>> start

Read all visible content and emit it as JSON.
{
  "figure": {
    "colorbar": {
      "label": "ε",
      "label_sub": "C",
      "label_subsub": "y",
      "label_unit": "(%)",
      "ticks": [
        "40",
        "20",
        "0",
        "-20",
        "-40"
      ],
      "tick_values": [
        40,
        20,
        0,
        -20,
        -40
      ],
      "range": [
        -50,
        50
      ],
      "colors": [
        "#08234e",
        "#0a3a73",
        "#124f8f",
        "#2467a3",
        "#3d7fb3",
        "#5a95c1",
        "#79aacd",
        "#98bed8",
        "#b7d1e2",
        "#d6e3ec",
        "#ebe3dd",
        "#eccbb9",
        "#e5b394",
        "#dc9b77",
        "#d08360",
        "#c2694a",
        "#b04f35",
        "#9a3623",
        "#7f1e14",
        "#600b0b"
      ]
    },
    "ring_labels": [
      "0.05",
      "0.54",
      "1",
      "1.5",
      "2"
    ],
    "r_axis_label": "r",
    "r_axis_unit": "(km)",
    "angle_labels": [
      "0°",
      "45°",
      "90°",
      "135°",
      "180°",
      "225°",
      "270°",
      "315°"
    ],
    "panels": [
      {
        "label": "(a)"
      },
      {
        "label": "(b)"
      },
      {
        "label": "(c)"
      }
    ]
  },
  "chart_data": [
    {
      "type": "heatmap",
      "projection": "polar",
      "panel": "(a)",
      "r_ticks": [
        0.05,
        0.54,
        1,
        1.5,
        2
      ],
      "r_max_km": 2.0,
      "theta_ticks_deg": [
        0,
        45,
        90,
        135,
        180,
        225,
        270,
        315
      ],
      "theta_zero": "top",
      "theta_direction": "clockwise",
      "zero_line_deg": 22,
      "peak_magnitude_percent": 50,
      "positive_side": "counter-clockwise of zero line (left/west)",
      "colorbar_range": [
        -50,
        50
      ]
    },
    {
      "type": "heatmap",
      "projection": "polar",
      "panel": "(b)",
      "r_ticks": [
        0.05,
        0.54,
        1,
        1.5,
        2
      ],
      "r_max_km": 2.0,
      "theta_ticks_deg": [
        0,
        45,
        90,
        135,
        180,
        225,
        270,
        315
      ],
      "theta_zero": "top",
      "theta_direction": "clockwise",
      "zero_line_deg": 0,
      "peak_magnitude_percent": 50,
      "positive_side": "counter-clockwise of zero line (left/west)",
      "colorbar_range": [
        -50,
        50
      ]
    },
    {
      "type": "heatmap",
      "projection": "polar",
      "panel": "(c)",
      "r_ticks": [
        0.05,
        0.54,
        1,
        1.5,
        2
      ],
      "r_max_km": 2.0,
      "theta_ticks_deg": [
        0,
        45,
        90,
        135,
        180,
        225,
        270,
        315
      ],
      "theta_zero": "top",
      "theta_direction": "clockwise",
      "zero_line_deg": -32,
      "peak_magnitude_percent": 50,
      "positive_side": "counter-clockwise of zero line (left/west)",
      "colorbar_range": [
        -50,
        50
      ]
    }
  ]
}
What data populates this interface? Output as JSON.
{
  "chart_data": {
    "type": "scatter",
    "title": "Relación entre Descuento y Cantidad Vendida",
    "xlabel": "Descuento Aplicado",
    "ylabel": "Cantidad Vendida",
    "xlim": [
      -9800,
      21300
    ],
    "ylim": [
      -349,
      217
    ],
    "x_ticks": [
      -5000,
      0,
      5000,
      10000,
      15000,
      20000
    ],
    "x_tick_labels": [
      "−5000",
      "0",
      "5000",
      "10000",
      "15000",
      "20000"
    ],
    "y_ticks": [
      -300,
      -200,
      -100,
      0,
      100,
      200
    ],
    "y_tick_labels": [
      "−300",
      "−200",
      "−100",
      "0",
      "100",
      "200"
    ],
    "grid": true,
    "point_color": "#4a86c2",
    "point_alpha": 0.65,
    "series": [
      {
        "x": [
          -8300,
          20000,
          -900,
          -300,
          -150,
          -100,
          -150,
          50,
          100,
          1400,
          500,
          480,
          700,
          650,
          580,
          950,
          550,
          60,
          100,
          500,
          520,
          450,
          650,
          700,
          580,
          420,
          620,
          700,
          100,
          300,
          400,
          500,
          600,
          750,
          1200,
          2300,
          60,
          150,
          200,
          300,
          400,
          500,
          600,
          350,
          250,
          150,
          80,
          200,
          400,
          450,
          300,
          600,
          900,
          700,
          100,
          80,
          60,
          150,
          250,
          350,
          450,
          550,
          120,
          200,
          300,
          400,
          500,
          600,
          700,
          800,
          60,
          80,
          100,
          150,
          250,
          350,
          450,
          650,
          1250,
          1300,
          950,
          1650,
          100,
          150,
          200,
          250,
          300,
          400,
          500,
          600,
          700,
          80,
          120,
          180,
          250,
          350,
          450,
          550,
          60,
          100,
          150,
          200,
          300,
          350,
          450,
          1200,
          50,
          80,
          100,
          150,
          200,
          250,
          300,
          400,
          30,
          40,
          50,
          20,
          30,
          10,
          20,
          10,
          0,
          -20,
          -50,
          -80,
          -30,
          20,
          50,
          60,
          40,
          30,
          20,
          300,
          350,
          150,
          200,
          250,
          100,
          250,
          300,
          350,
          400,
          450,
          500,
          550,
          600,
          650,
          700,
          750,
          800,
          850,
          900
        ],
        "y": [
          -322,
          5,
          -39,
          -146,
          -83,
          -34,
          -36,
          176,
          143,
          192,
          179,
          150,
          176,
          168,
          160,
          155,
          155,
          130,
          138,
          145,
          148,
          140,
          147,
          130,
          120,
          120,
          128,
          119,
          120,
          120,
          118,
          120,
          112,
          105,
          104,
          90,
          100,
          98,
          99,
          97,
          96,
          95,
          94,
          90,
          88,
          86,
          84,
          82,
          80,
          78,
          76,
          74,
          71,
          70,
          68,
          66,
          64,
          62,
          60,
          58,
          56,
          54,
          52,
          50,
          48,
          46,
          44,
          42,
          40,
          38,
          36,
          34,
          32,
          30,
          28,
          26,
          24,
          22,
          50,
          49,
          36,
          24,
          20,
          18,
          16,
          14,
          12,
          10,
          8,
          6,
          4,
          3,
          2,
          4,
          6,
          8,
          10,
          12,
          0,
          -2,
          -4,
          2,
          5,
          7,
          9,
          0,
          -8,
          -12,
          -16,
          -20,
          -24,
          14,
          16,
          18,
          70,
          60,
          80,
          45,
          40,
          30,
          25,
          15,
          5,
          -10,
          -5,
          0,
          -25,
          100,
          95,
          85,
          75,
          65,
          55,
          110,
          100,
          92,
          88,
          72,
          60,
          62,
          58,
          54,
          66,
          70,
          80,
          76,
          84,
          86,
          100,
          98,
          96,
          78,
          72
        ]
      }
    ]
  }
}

>> end

TASK DETAILS »
Print every entry exactly as it appears.

FULL OUTPUT »
Read all visible content and emit it as JSON.
{
  "figure": {
    "colorbar": {
      "label": "ε",
      "label_sub": "C",
      "label_subsub": "y",
      "label_unit": "(%)",
      "ticks": [
        "40",
        "20",
        "0",
        "-20",
        "-40"
      ],
      "tick_values": [
        40,
        20,
        0,
        -20,
        -40
      ],
      "range": [
        -50,
        50
      ],
      "colors": [
        "#08234e",
        "#0a3a73",
        "#124f8f",
        "#2467a3",
        "#3d7fb3",
        "#5a95c1",
        "#79aacd",
        "#98bed8",
        "#b7d1e2",
        "#d6e3ec",
        "#ebe3dd",
        "#eccbb9",
        "#e5b394",
        "#dc9b77",
        "#d08360",
        "#c2694a",
        "#b04f35",
        "#9a3623",
        "#7f1e14",
        "#600b0b"
      ]
    },
    "ring_labels": [
      "0.05",
      "0.54",
      "1",
      "1.5",
      "2"
    ],
    "r_axis_label": "r",
    "r_axis_unit": "(km)",
    "angle_labels": [
      "0°",
      "45°",
      "90°",
      "135°",
      "180°",
      "225°",
      "270°",
      "315°"
    ],
    "panels": [
      {
        "label": "(a)"
      },
      {
        "label": "(b)"
      },
      {
        "label": "(c)"
      }
    ]
  },
  "chart_data": [
    {
      "type": "heatmap",
      "projection": "polar",
      "panel": "(a)",
      "r_ticks": [
        0.05,
        0.54,
        1,
        1.5,
        2
      ],
      "r_max_km": 2.0,
      "theta_ticks_deg": [
        0,
        45,
        90,
        135,
        180,
        225,
        270,
        315
      ],
      "theta_zero": "top",
      "theta_direction": "clockwise",
      "zero_line_deg": 22,
      "peak_magnitude_percent": 50,
      "positive_side": "counter-clockwise of zero line (left/west)",
      "colorbar_range": [
        -50,
        50
      ]
    },
    {
      "type": "heatmap",
      "projection": "polar",
      "panel": "(b)",
      "r_ticks": [
        0.05,
        0.54,
        1,
        1.5,
        2
      ],
      "r_max_km": 2.0,
      "theta_ticks_deg": [
        0,
        45,
        90,
        135,
        180,
        225,
        270,
        315
      ],
      "theta_zero": "top",
      "theta_direction": "clockwise",
      "zero_line_deg": 0,
      "peak_magnitude_percent": 50,
      "positive_side": "counter-clockwise of zero line (left/west)",
      "colorbar_range": [
        -50,
        50
      ]
    },
    {
      "type": "heatmap",
      "projection": "polar",
      "panel": "(c)",
      "r_ticks": [
        0.05,
        0.54,
        1,
        1.5,
        2
      ],
      "r_max_km": 2.0,
      "theta_ticks_deg": [
        0,
        45,
        90,
        135,
        180,
        225,
        270,
        315
      ],
      "theta_zero": "top",
      "theta_direction": "clockwise",
      "zero_line_deg": -32,
      "peak_magnitude_percent": 50,
      "positive_side": "counter-clockwise of zero line (left/west)",
      "colorbar_range": [
        -50,
        50
      ]
    }
  ]
}
What data populates this interface? Output as JSON.
{
  "chart_data": {
    "type": "scatter",
    "title": "Relación entre Descuento y Cantidad Vendida",
    "xlabel": "Descuento Aplicado",
    "ylabel": "Cantidad Vendida",
    "xlim": [
      -9800,
      21300
    ],
    "ylim": [
      -349,
      217
    ],
    "x_ticks": [
      -5000,
      0,
      5000,
      10000,
      15000,
      20000
    ],
    "x_tick_labels": [
      "−5000",
      "0",
      "5000",
      "10000",
      "15000",
      "20000"
    ],
    "y_ticks": [
      -300,
      -200,
      -100,
      0,
      100,
      200
    ],
    "y_tick_labels": [
      "−300",
      "−200",
      "−100",
      "0",
      "100",
      "200"
    ],
    "grid": true,
    "point_color": "#4a86c2",
    "point_alpha": 0.65,
    "series": [
      {
        "x": [
          -8300,
          20000,
          -900,
          -300,
          -150,
          -100,
          -150,
          50,
          100,
          1400,
          500,
          480,
          700,
          650,
          580,
          950,
          550,
          60,
          100,
          500,
          520,
          450,
          650,
          700,
          580,
          420,
          620,
          700,
          100,
          300,
          400,
          500,
          600,
          750,
          1200,
          2300,
          60,
          150,
          200,
          300,
          400,
          500,
          600,
          350,
          250,
          150,
          80,
          200,
          400,
          450,
          300,
          600,
          900,
          700,
          100,
          80,
          60,
          150,
          250,
          350,
          450,
          550,
          120,
          200,
          300,
          400,
          500,
          600,
          700,
          800,
          60,
          80,
          100,
          150,
          250,
          350,
          450,
          650,
          1250,
          1300,
          950,
          1650,
          100,
          150,
          200,
          250,
          300,
          400,
          500,
          600,
          700,
          80,
          120,
          180,
          250,
          350,
          450,
          550,
          60,
          100,
          150,
          200,
          300,
          350,
          450,
          1200,
          50,
          80,
          100,
          150,
          200,
          250,
          300,
          400,
          30,
          40,
          50,
          20,
          30,
          10,
          20,
          10,
          0,
          -20,
          -50,
          -80,
          -30,
          20,
          50,
          60,
          40,
          30,
          20,
          300,
          350,
          150,
          200,
          250,
          100,
          250,
          300,
          350,
          400,
          450,
          500,
          550,
          600,
          650,
          700,
          750,
          800,
          850,
          900
        ],
        "y": [
          -322,
          5,
          -39,
          -146,
          -83,
          -34,
          -36,
          176,
          143,
          192,
          179,
          150,
          176,
          168,
          160,
          155,
          155,
          130,
          138,
          145,
          148,
          140,
          147,
          130,
          120,
          120,
          128,
          119,
          120,
          120,
          118,
          120,
          112,
          105,
          104,
          90,
          100,
          98,
          99,
          97,
          96,
          95,
          94,
          90,
          88,
          86,
          84,
          82,
          80,
          78,
          76,
          74,
          71,
          70,
          68,
          66,
          64,
          62,
          60,
          58,
          56,
          54,
          52,
          50,
          48,
          46,
          44,
          42,
          40,
          38,
          36,
          34,
          32,
          30,
          28,
          26,
          24,
          22,
          50,
          49,
          36,
          24,
          20,
          18,
          16,
          14,
          12,
          10,
          8,
          6,
          4,
          3,
          2,
          4,
          6,
          8,
          10,
          12,
          0,
          -2,
          -4,
          2,
          5,
          7,
          9,
          0,
          -8,
          -12,
          -16,
          -20,
          -24,
          14,
          16,
          18,
          70,
          60,
          80,
          45,
          40,
          30,
          25,
          15,
          5,
          -10,
          -5,
          0,
          -25,
          100,
          95,
          85,
          75,
          65,
          55,
          110,
          100,
          92,
          88,
          72,
          60,
          62,
          58,
          54,
          66,
          70,
          80,
          76,
          84,
          86,
          100,
          98,
          96,
          78,
          72
        ]
      }
    ]
  }
}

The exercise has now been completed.